Saved data entries:
════════════════════

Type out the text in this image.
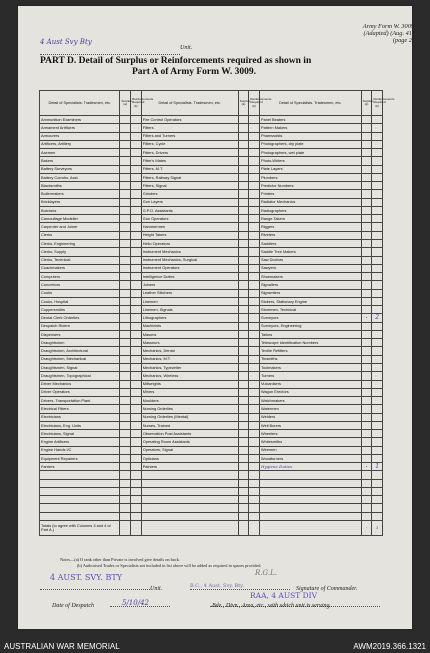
Army Form W. 3009
(Adapted) (Aug. 41)
(page 2)
4 Aust Svy Bty
Unit.
PART D. Detail of Surplus or Reinforcements required as shown in
Part A of Army Form W. 3009.
Detail of Specialists. Tradesmen, etc.	Surplus (a)	Reinforcements Required (b)	Detail of Specialists. Tradesmen, etc.	Surplus (a)	Reinforcements Required (b)	Detail of Specialists. Tradesmen, etc.	Surplus (a)	Reinforcements Required (b)
Ammunition Examiners			Fire Control Operators			Panel Beaters		
Armament Artificers			Fitters			Pattern Makers		
Armourers			Fitters and Turners			Pharmacists		
Artificers, Artillery			Fitters, Cycle			Photographers, dry plate		
Axemen			Fitters, Drivers			Photographers, wet plate		
Bakers			Fitter's Mates			Photo-Writers		
Battery Surveyors			Fitters, M.T.			Plate Layers		
Battery Comdrs. Asst.			Fitters, Railway Signal			Plumbers		
Blacksmiths			Fitters, Signal			Predictor Numbers		
Boilermakers			Grinders			Printers		
Bricklayers			Gun Layers			Radiator Mechanics		
Butchers			G.P.O. Assistants			Radiographers		
Camouflage Modeller			Gun Operators			Range Takers		
Carpenter and Joiner			Hammermen			Riggers		
Clerks			Height Takers			Riveters		
Clerks, Engineering			Helio Operators			Saddlers		
Clerks, Supply			Instrument Mechanics			Saddle Tree Makers		
Clerks, Technical			Instrument Mechanics, Surgical			Saw Doctors		
Coachmakers			Instrument Operators			Sawyers		
Computers			Intelligence Duties			Shoemakers		
Concretors			Joiners			Signallers		
Cooks			Leather Stitchers			Signwriters		
Cooks, Hospital			Linemen			Stokers, Stationary Engine		
Coppersmiths			Linemen, Signals			Storemen, Technical		
Dental Clerk Orderlies			Lithographers			Surveyors	-	2
Despatch Riders			Machinists			Surveyors, Engineering		
Dispensers			Masons			Tailors		
Draughtsmen			Masseurs			Telescope Identification Numbers		
Draughtsmen, Architectural			Mechanics, Dental			Textile Refitters		
Draughtsmen, Mechanical			Mechanics, M.T.			Tinsmiths		
Draughtsmen, Signal			Mechanics, Typewriter			Toolmakers		
Draughtsmen, Topographical			Mechanics, Wireless			Turners		
Driver Mechanics			Millwrights			Vulcanisers		
Driver Operators			Miners			Wagon Erectors		
Drivers, Transportation Plant			Moulders			Watchmakers		
Electrical Fitters			Nursing Orderlies			Watermen		
Electricians			Nursing Orderlies (Mental)			Welders		
Electricians, Eng. Units			Nurses, Trained			Well Borers		
Electricians, Signal			Observation Post Assistants			Wheelers		
Engine Artificers			Operating Room Assistants			Whitesmiths		
Engine Hands I/C			Operators, Signal			Wiremen		
Equipment Repairers			Opticians			Woodturners		
Farriers			Painters			Hygiene Duties	-	1

Totals (to agree with Columns 3 and 4 of Part A.)							-	3
Notes—(a) If rank other than Private is involved give details on back.
(b) Authorised Trades or Specialists not included in list above will be added as required in spaces provided.
4 AUST. SVY. BTY	R.G.L.
B.C., 4 Aust. Svy. Bty.
Unit.	Signature of Commander.
RAA, 4 AUST DIV
Date of Despatch	5/10/42	Bde., Divn., Area, etc., with which unit is serving.
AUSTRALIAN WAR MEMORIAL	AWM2019.366.1321
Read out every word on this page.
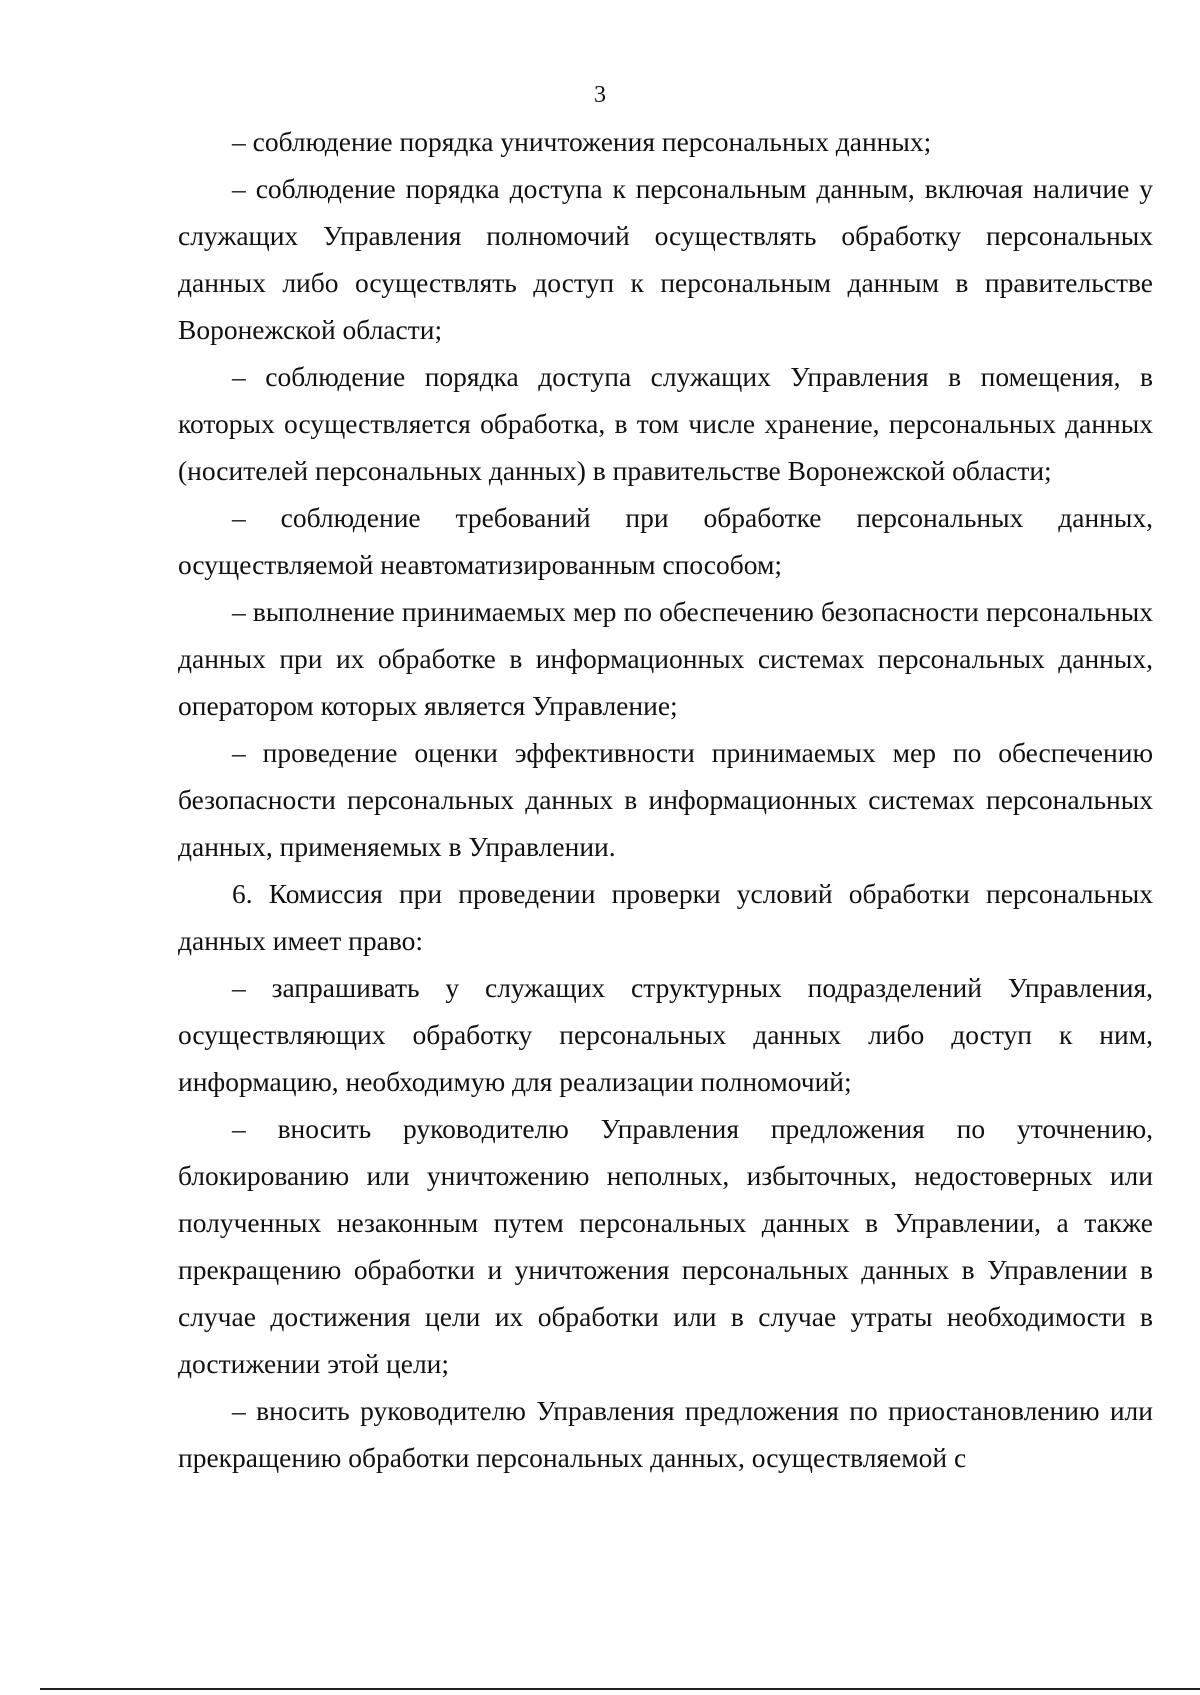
3

– соблюдение порядка уничтожения персональных данных;

– соблюдение порядка доступа к персональным данным, включая наличие у служащих Управления полномочий осуществлять обработку персональных данных либо осуществлять доступ к персональным данным в правительстве Воронежской области;

– соблюдение порядка доступа служащих Управления в помещения, в которых осуществляется обработка, в том числе хранение, персональных данных (носителей персональных данных) в правительстве Воронежской области;

– соблюдение требований при обработке персональных данных, осуществляемой неавтоматизированным способом;

– выполнение принимаемых мер по обеспечению безопасности персональных данных при их обработке в информационных системах персональных данных, оператором которых является Управление;

– проведение оценки эффективности принимаемых мер по обеспечению безопасности персональных данных в информационных системах персональных данных, применяемых в Управлении.

6. Комиссия при проведении проверки условий обработки персональных данных имеет право:

– запрашивать у служащих структурных подразделений Управления, осуществляющих обработку персональных данных либо доступ к ним, информацию, необходимую для реализации полномочий;

– вносить руководителю Управления предложения по уточнению, блокированию или уничтожению неполных, избыточных, недостоверных или полученных незаконным путем персональных данных в Управлении, а также прекращению обработки и уничтожения персональных данных в Управлении в случае достижения цели их обработки или в случае утраты необходимости в достижении этой цели;

– вносить руководителю Управления предложения по приостановлению или прекращению обработки персональных данных, осуществляемой с
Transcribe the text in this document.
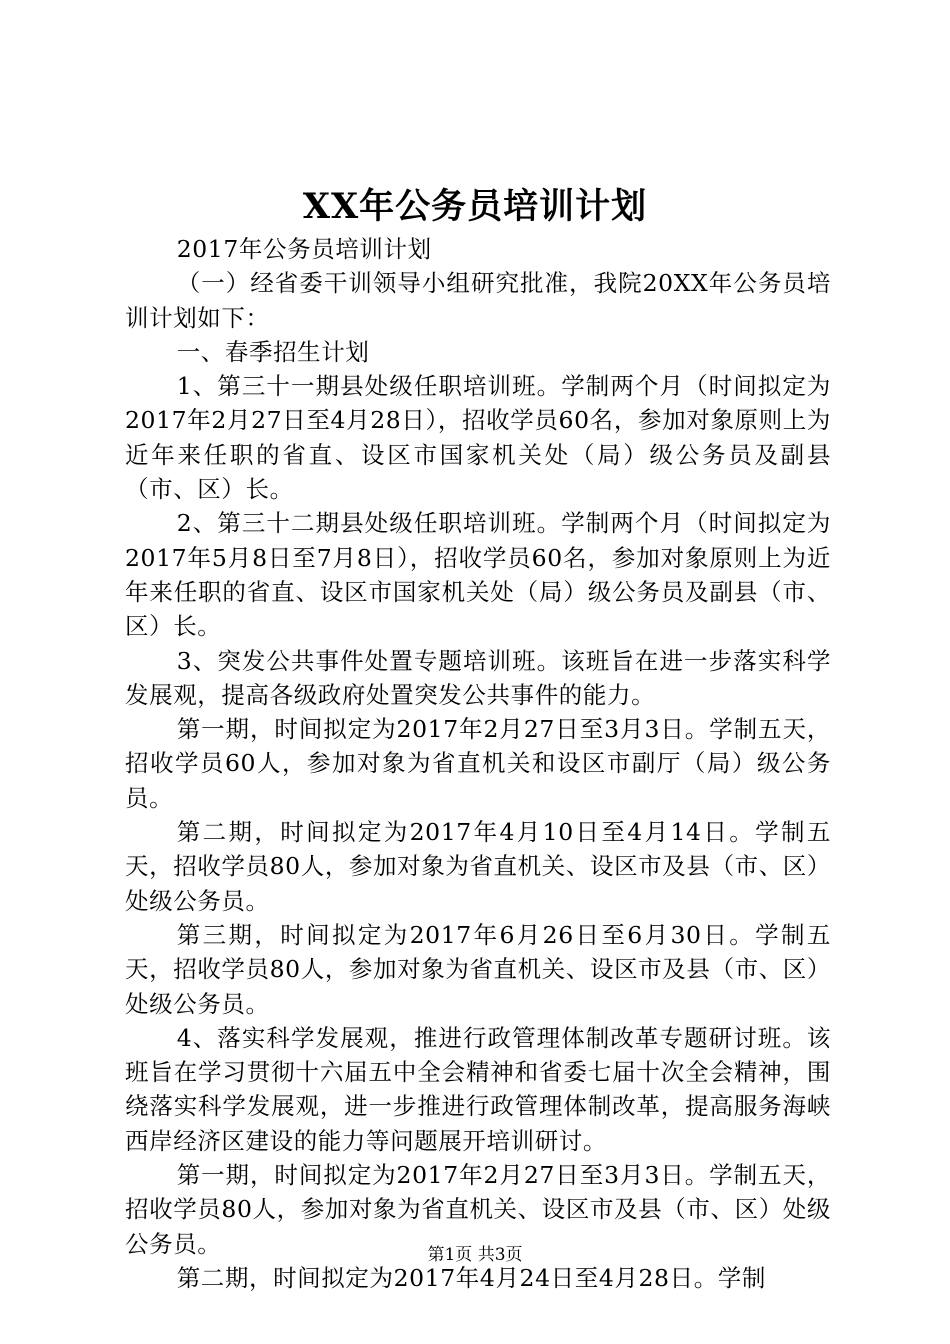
XX年公务员培训计划

2017年公务员培训计划

（一）经省委干训领导小组研究批准，我院20XX年公务员培训计划如下：

一、春季招生计划

1、第三十一期县处级任职培训班。学制两个月（时间拟定为2017年2月27日至4月28日），招收学员60名，参加对象原则上为近年来任职的省直、设区市国家机关处（局）级公务员及副县（市、区）长。

2、第三十二期县处级任职培训班。学制两个月（时间拟定为2017年5月8日至7月8日），招收学员60名，参加对象原则上为近年来任职的省直、设区市国家机关处（局）级公务员及副县（市、区）长。

3、突发公共事件处置专题培训班。该班旨在进一步落实科学发展观，提高各级政府处置突发公共事件的能力。

第一期，时间拟定为2017年2月27日至3月3日。学制五天，招收学员60人，参加对象为省直机关和设区市副厅（局）级公务员。

第二期，时间拟定为2017年4月10日至4月14日。学制五天，招收学员80人，参加对象为省直机关、设区市及县（市、区）处级公务员。

第三期，时间拟定为2017年6月26日至6月30日。学制五天，招收学员80人，参加对象为省直机关、设区市及县（市、区）处级公务员。

4、落实科学发展观，推进行政管理体制改革专题研讨班。该班旨在学习贯彻十六届五中全会精神和省委七届十次全会精神，围绕落实科学发展观，进一步推进行政管理体制改革，提高服务海峡西岸经济区建设的能力等问题展开培训研讨。

第一期，时间拟定为2017年2月27日至3月3日。学制五天，招收学员80人，参加对象为省直机关、设区市及县（市、区）处级公务员。

第二期，时间拟定为2017年4月24日至4月28日。学制

第1页 共3页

════════════════════

> What is expected
Transcribe the records above exactly, omitting every picture they contain.

> Result
Type out the text in this image.
Army Form W. 3009
(Adapted) (Aug. 41)
(page 2)
4 Aust Svy Bty
Unit.
PART D. Detail of Surplus or Reinforcements required as shown in
Part A of Army Form W. 3009.
Detail of Specialists. Tradesmen, etc.	Surplus (a)	Reinforcements Required (b)	Detail of Specialists. Tradesmen, etc.	Surplus (a)	Reinforcements Required (b)	Detail of Specialists. Tradesmen, etc.	Surplus (a)	Reinforcements Required (b)
Ammunition Examiners			Fire Control Operators			Panel Beaters		
Armament Artificers			Fitters			Pattern Makers		
Armourers			Fitters and Turners			Pharmacists		
Artificers, Artillery			Fitters, Cycle			Photographers, dry plate		
Axemen			Fitters, Drivers			Photographers, wet plate		
Bakers			Fitter's Mates			Photo-Writers		
Battery Surveyors			Fitters, M.T.			Plate Layers		
Battery Comdrs. Asst.			Fitters, Railway Signal			Plumbers		
Blacksmiths			Fitters, Signal			Predictor Numbers		
Boilermakers			Grinders			Printers		
Bricklayers			Gun Layers			Radiator Mechanics		
Butchers			G.P.O. Assistants			Radiographers		
Camouflage Modeller			Gun Operators			Range Takers		
Carpenter and Joiner			Hammermen			Riggers		
Clerks			Height Takers			Riveters		
Clerks, Engineering			Helio Operators			Saddlers		
Clerks, Supply			Instrument Mechanics			Saddle Tree Makers		
Clerks, Technical			Instrument Mechanics, Surgical			Saw Doctors		
Coachmakers			Instrument Operators			Sawyers		
Computers			Intelligence Duties			Shoemakers		
Concretors			Joiners			Signallers		
Cooks			Leather Stitchers			Signwriters		
Cooks, Hospital			Linemen			Stokers, Stationary Engine		
Coppersmiths			Linemen, Signals			Storemen, Technical		
Dental Clerk Orderlies			Lithographers			Surveyors	-	2
Despatch Riders			Machinists			Surveyors, Engineering		
Dispensers			Masons			Tailors		
Draughtsmen			Masseurs			Telescope Identification Numbers		
Draughtsmen, Architectural			Mechanics, Dental			Textile Refitters		
Draughtsmen, Mechanical			Mechanics, M.T.			Tinsmiths		
Draughtsmen, Signal			Mechanics, Typewriter			Toolmakers		
Draughtsmen, Topographical			Mechanics, Wireless			Turners		
Driver Mechanics			Millwrights			Vulcanisers		
Driver Operators			Miners			Wagon Erectors		
Drivers, Transportation Plant			Moulders			Watchmakers		
Electrical Fitters			Nursing Orderlies			Watermen		
Electricians			Nursing Orderlies (Mental)			Welders		
Electricians, Eng. Units			Nurses, Trained			Well Borers		
Electricians, Signal			Observation Post Assistants			Wheelers		
Engine Artificers			Operating Room Assistants			Whitesmiths		
Engine Hands I/C			Operators, Signal			Wiremen		
Equipment Repairers			Opticians			Woodturners		
Farriers			Painters			Hygiene Duties	-	1

Totals (to agree with Columns 3 and 4 of Part A.)							-	3
Notes—(a) If rank other than Private is involved give details on back.
(b) Authorised Trades or Specialists not included in list above will be added as required in spaces provided.
4 AUST. SVY. BTY	R.G.L.
B.C., 4 Aust. Svy. Bty.
Unit.	Signature of Commander.
RAA, 4 AUST DIV
Date of Despatch	5/10/42	Bde., Divn., Area, etc., with which unit is serving.
AUSTRALIAN WAR MEMORIAL	AWM2019.366.1321
Read out every word on this page.
3

– соблюдение порядка уничтожения персональных данных;

– соблюдение порядка доступа к персональным данным, включая наличие у служащих Управления полномочий осуществлять обработку персональных данных либо осуществлять доступ к персональным данным в правительстве Воронежской области;

– соблюдение порядка доступа служащих Управления в помещения, в которых осуществляется обработка, в том числе хранение, персональных данных (носителей персональных данных) в правительстве Воронежской области;

– соблюдение требований при обработке персональных данных, осуществляемой неавтоматизированным способом;

– выполнение принимаемых мер по обеспечению безопасности персональных данных при их обработке в информационных системах персональных данных, оператором которых является Управление;

– проведение оценки эффективности принимаемых мер по обеспечению безопасности персональных данных в информационных системах персональных данных, применяемых в Управлении.

6. Комиссия при проведении проверки условий обработки персональных данных имеет право:

– запрашивать у служащих структурных подразделений Управления, осуществляющих обработку персональных данных либо доступ к ним, информацию, необходимую для реализации полномочий;

– вносить руководителю Управления предложения по уточнению, блокированию или уничтожению неполных, избыточных, недостоверных или полученных незаконным путем персональных данных в Управлении, а также прекращению обработки и уничтожения персональных данных в Управлении в случае достижения цели их обработки или в случае утраты необходимости в достижении этой цели;

– вносить руководителю Управления предложения по приостановлению или прекращению обработки персональных данных, осуществляемой с
Transcribe the text in this document.
XX年公务员培训计划

2017年公务员培训计划

（一）经省委干训领导小组研究批准，我院20XX年公务员培训计划如下：

一、春季招生计划

1、第三十一期县处级任职培训班。学制两个月（时间拟定为2017年2月27日至4月28日），招收学员60名，参加对象原则上为近年来任职的省直、设区市国家机关处（局）级公务员及副县（市、区）长。

2、第三十二期县处级任职培训班。学制两个月（时间拟定为2017年5月8日至7月8日），招收学员60名，参加对象原则上为近年来任职的省直、设区市国家机关处（局）级公务员及副县（市、区）长。

3、突发公共事件处置专题培训班。该班旨在进一步落实科学发展观，提高各级政府处置突发公共事件的能力。

第一期，时间拟定为2017年2月27日至3月3日。学制五天，招收学员60人，参加对象为省直机关和设区市副厅（局）级公务员。

第二期，时间拟定为2017年4月10日至4月14日。学制五天，招收学员80人，参加对象为省直机关、设区市及县（市、区）处级公务员。

第三期，时间拟定为2017年6月26日至6月30日。学制五天，招收学员80人，参加对象为省直机关、设区市及县（市、区）处级公务员。

4、落实科学发展观，推进行政管理体制改革专题研讨班。该班旨在学习贯彻十六届五中全会精神和省委七届十次全会精神，围绕落实科学发展观，进一步推进行政管理体制改革，提高服务海峡西岸经济区建设的能力等问题展开培训研讨。

第一期，时间拟定为2017年2月27日至3月3日。学制五天，招收学员80人，参加对象为省直机关、设区市及县（市、区）处级公务员。

第二期，时间拟定为2017年4月24日至4月28日。学制

第1页 共3页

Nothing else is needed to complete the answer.